Start of PASSAGE TO READ

Should we go ahead and create an issue for moving from whitespace application to Parens and Commas application syntax (PNC)? And land it ahead of Static Dispatch?
This is work I'm _very_ interested in tackling, so if we have consensus, I can begin in earnest over the next wekk
I think it's basically orthogonal to static dispatch, so that sounds good to me. We'll need to support spaces and parens to start with.
Sam Mohr said:
We'll need to support spaces and parens to start with.
That's gonna get messy pretty quick, but we can explore. We might have to have a "PNC" detector pre-parse phase or something to put the parser into PNC mode
And then have a MIgrationFlag to move WSA(Whitespace application) to PNC
I don't think for a single file we want a mix of WSA and PNC
What is PNC? :sweat_smile:
Georges Boris said:
What is PNC? :sweat_smile:
Sorry, added clarification in the first message
Anthony Bullard said:
I don't think for a single file we want a mix of WSA and PNC
We've had good success with doing Tasks or Purity Inference based on the start of the file, and I agree there should be no need for both parens and space application in the same file
For the most part, I don't think PNC conflicts with space-based calling
If we can avoid having two different modes for the parser, that sounds preferable to me
To expand on that a bit, in order to support both of these cleanly, we need to be a little bit picky about whitespace around parens (at least temporarily)
a(1, 2, 3) is a PNC function call with three args, and a (1, 2, 3) is a space-style function call with one arg (that just happens to be a tuple).
yeah it's very helpful if they can coexist for some period of time because it means the formatter can convert from one to the other
Sounds good. I’ve always thought that a space between function name and the args (gnu style) is a thought crime
I had no idea anyone used that style in C land
Read this if you want to cry/vomit: https://www.gnu.org/prep/standards/html_node/Syntactic-Conventions.html#Syntactic-Conventions
Sounds like there are no dissenters to creating the issue. Will do that now
(deleted)
https://github.com/roc-lang/roc/issues/7415
Anthony Bullard has marked this topic as resolved.
As an outsider, i would say the white space is a unique selling point of Roc. I understand it may not matter much in structure, but syntax matters too. Conciseness of the code does not necessarily make it more readable, on the contrary. To me it looks similar to how ReasonML tried to make JavaScript out of OCaml, making it Just Another Programming Language.

End of PASSAGE TO READ
Start of DATASET EXCERPTS

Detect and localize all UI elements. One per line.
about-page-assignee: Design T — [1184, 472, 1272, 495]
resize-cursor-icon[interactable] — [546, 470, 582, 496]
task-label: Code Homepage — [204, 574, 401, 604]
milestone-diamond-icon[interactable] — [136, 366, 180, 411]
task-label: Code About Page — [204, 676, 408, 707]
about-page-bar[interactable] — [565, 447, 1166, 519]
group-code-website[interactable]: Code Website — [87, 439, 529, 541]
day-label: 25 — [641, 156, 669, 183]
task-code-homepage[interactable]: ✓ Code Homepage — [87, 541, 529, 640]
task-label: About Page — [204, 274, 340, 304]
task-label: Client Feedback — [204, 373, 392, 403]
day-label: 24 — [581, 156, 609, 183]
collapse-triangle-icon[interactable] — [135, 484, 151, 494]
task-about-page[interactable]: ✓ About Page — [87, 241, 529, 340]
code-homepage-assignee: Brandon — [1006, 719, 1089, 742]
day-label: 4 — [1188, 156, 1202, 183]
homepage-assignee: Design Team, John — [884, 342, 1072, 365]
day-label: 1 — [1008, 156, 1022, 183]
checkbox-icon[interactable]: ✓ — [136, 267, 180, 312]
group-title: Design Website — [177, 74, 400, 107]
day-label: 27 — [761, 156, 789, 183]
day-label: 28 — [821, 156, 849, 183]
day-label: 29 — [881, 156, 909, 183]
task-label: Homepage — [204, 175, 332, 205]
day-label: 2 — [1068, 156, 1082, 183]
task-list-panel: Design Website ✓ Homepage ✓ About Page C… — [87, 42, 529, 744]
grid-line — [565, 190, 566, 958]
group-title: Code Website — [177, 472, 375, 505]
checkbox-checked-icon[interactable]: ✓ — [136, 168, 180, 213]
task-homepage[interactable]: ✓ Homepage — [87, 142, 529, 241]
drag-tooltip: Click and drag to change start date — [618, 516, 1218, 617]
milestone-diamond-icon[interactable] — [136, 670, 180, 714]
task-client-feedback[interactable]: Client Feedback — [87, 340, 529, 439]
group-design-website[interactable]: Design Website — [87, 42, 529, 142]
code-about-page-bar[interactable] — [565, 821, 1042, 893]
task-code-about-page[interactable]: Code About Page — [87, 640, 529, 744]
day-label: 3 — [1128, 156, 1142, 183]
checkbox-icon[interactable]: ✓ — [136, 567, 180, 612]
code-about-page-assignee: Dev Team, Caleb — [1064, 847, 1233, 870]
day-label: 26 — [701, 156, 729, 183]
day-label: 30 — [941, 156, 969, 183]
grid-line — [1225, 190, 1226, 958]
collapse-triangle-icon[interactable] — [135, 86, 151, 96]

End of DATASET EXCERPTS

* **EXERCISE INSTRUCTIONS**
A – Answer these questions about the chat on Roc's function-call syntax:
(i) What does the abbreviation PNC stand for?
(ii) How many arguments does the call a (1, 2, 3) take?
(iii) Which language does the final message say tried to make JavaScript out of OCaml?
B – Can you write the next few messages of the chat on Roc's function-call syntax, picking up after its final message?

* **ANSWERS TO THE TASKS**
A –
(i) Parens and Commas application syntax
(ii) One argument, which happens to be a tuple
(iii) ReasonML

B –
ReasonML has largely failed for many other reasons - mostly that the OCaml/ReasonML/REScript tooling and story was complicated and hard to navigate. Not to mention a couple different competing standard libraries, and too much focus on winning over React devs.
I personally can say ReasonML is the first time most people I know every looked at a ML-family language seriously
Syntax does matter, but many people just don't like syntaxes that feel "weird" to them. See Elixir over Erlang as one example, or Java/Kotlin/Scala all being much more used than Clojure despite Clojure being a _very_ good language.
Then again, for those who do like the weird Clojure syntax, it is a blessing there is a language for them. There are many c-like languages out there. Roc becoming one of them will make it less significant. Roc as that one ML syntax based language that got it right would have.
I think the significance of a language is in the semantics, but I won’t speak for Richard here
Eelco Hoekema said:
There are many c-like languages out there. Roc becoming one of them will make it less significant. Roc as that one ML syntax based language that got it right would have.
the goal is to make Roc a great language for making delightful software, not to score points on the language syntax scoreboard :big_smile:
I think it's totally fair to prefer one syntax over another - everyone has preferences, myself included! - but I think "Roc should have whitespace calling because that's not mainstream and Roc should help make it mainstream" would be the wrong reason to make that syntax decision
That is a bit ridiculising it. My fear is the opposite, that with this change Roc trades delight for mainstreamness. Which, i think, would be a terrible reason to make a syntax decision. It is disappointing, but then again, i am an outsider, it is your language.
If you read a lot of the initial discussion, this is trying to unlock a new form of delightfulness. One direct example is that you get . completion with chaining. That is much more delightful than pipelining qualified functions when making a chain of transformation. While space calling convention is awesome for DSL, it can often fall short for regular code.
This design is not chasing mainstreamness. It can be maybe seen as a nice side effect that it is more mainstream, but the focus is on improving roc capabilities and tooling.
Personally, I have thought about this a lot, and was originally quite against this. Space calling convention was one of the pieces of roc that made it unique and special to me. It definitely is a large part of the feel of roc. Kinda feels like part of the heart of roc to me. At the same time, after a while of thought and discussion, I think this is the right way for roc to go. dot calling convention enables better tooling and readability in a number of very common cases.
Got it, thanks. It is a tradeoff, valuing writeability over code clarity. Still makes me sad.